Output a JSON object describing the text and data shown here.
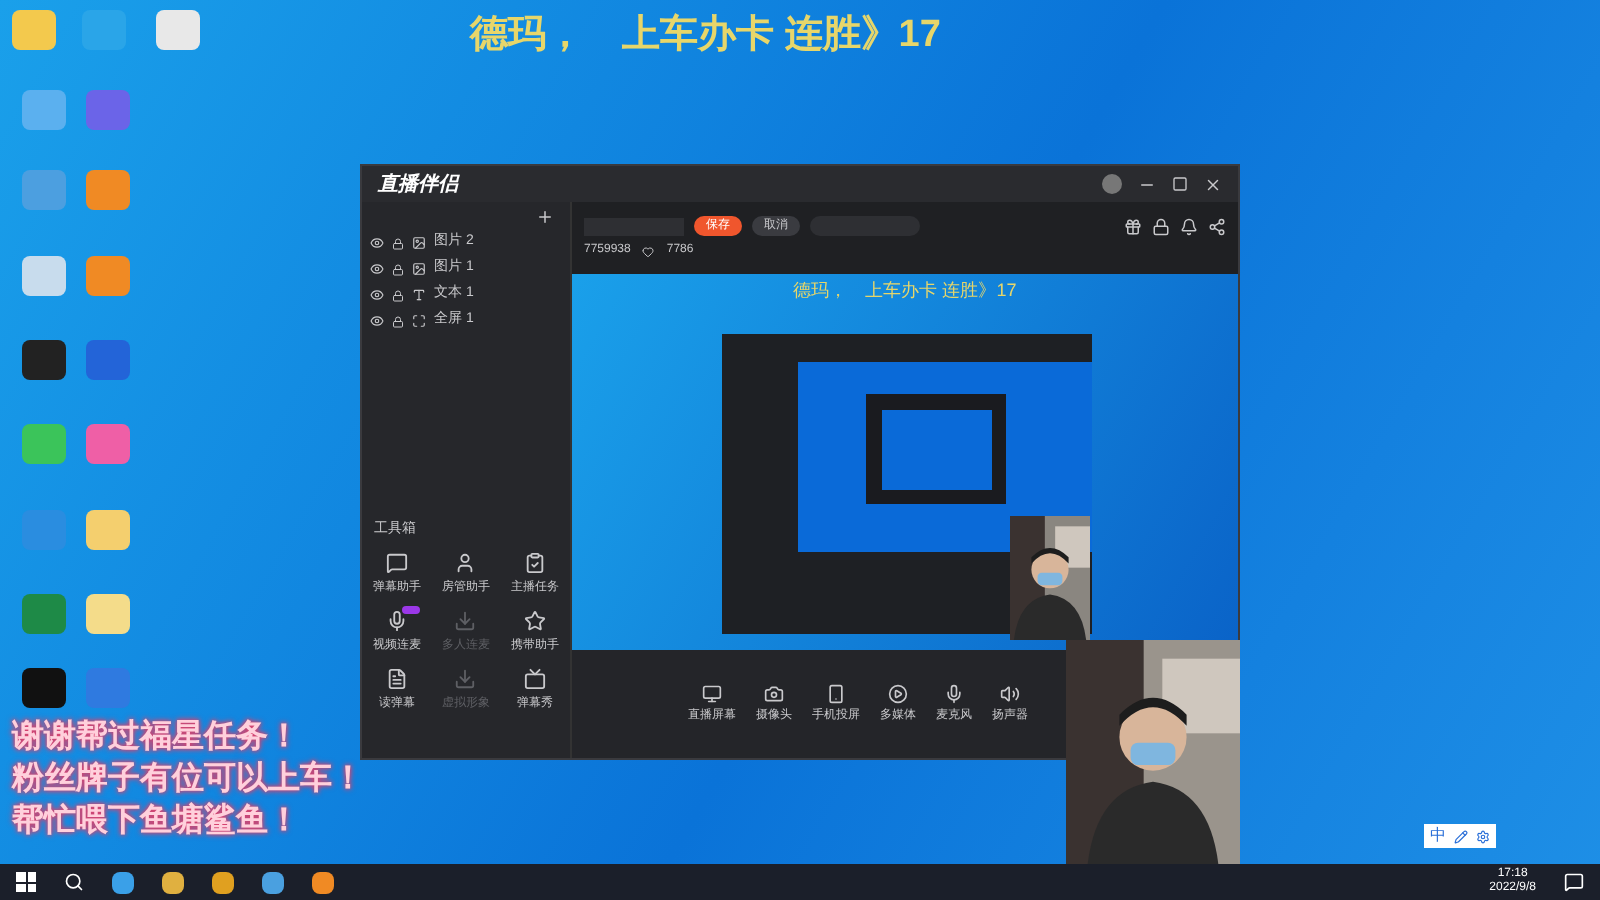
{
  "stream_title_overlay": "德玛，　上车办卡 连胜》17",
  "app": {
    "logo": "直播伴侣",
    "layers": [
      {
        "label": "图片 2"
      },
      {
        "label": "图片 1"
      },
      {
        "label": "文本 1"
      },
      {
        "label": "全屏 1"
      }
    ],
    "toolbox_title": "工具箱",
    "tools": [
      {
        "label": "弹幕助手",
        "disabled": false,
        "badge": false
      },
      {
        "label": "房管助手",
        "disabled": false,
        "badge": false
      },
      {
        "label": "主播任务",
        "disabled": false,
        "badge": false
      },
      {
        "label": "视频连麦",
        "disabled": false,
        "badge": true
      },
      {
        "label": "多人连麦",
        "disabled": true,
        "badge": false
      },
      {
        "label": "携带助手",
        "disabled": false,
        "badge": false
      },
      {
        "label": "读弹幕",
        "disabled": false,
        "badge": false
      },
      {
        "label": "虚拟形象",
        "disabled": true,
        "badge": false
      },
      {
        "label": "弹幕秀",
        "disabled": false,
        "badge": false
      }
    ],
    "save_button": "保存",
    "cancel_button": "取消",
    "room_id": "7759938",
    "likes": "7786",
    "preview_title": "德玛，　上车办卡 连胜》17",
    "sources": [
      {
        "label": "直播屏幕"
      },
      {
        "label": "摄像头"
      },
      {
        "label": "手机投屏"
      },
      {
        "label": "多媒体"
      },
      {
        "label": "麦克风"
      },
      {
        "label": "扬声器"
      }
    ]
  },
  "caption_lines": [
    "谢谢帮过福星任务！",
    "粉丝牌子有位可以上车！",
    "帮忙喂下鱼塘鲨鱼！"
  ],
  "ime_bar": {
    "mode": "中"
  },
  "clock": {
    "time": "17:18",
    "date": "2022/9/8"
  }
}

#####

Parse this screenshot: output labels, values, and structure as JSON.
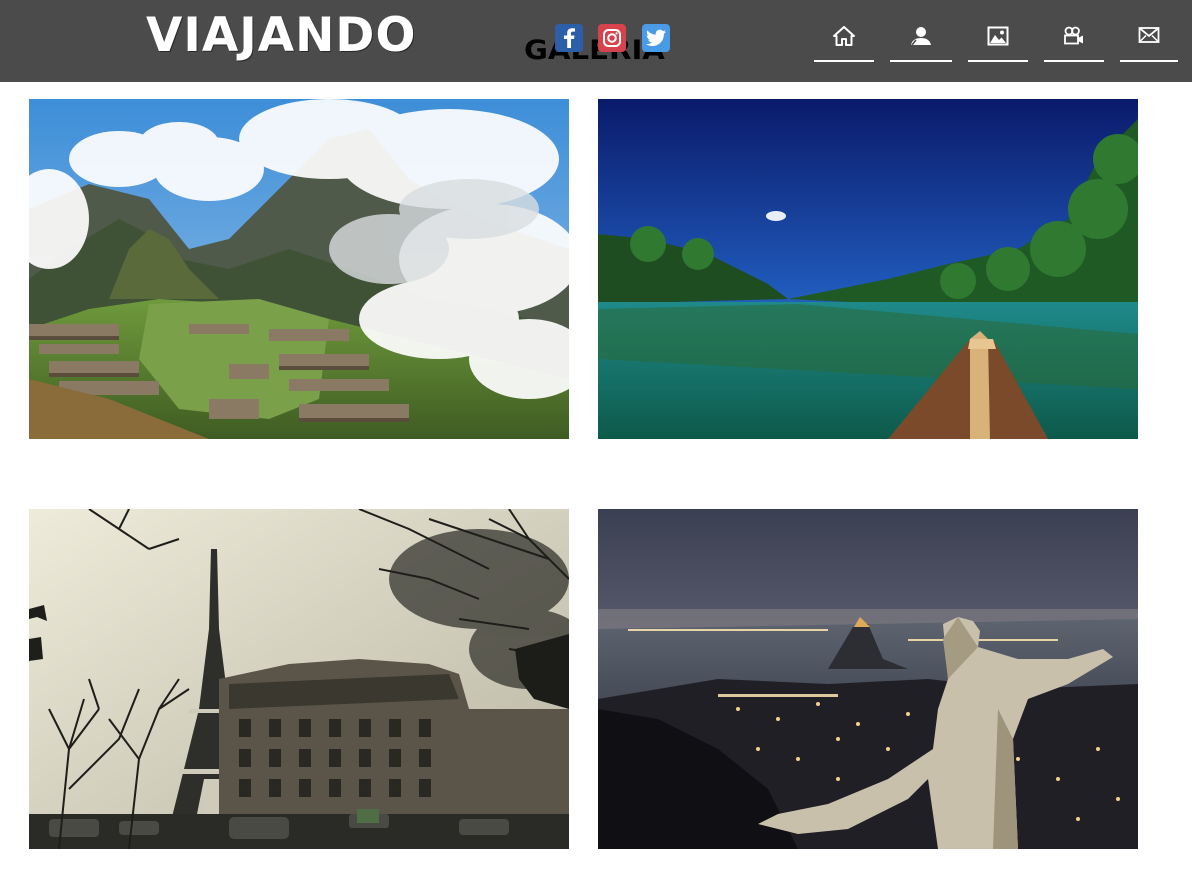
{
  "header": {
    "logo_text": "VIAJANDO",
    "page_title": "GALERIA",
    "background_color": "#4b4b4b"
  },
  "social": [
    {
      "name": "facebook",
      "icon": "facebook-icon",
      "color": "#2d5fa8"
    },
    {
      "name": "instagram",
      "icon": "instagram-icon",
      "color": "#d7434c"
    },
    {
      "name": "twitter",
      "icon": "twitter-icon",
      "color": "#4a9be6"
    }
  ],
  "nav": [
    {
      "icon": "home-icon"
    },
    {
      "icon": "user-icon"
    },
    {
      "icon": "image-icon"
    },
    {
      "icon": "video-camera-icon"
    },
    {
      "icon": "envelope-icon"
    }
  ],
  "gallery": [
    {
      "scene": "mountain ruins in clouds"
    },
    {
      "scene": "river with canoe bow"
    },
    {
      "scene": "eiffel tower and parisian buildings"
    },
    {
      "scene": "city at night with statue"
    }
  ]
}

#####

Copy out every line of the material above that mentions the word "with".

      "scene": "river with canoe bow"
      "scene": "city at night with statue"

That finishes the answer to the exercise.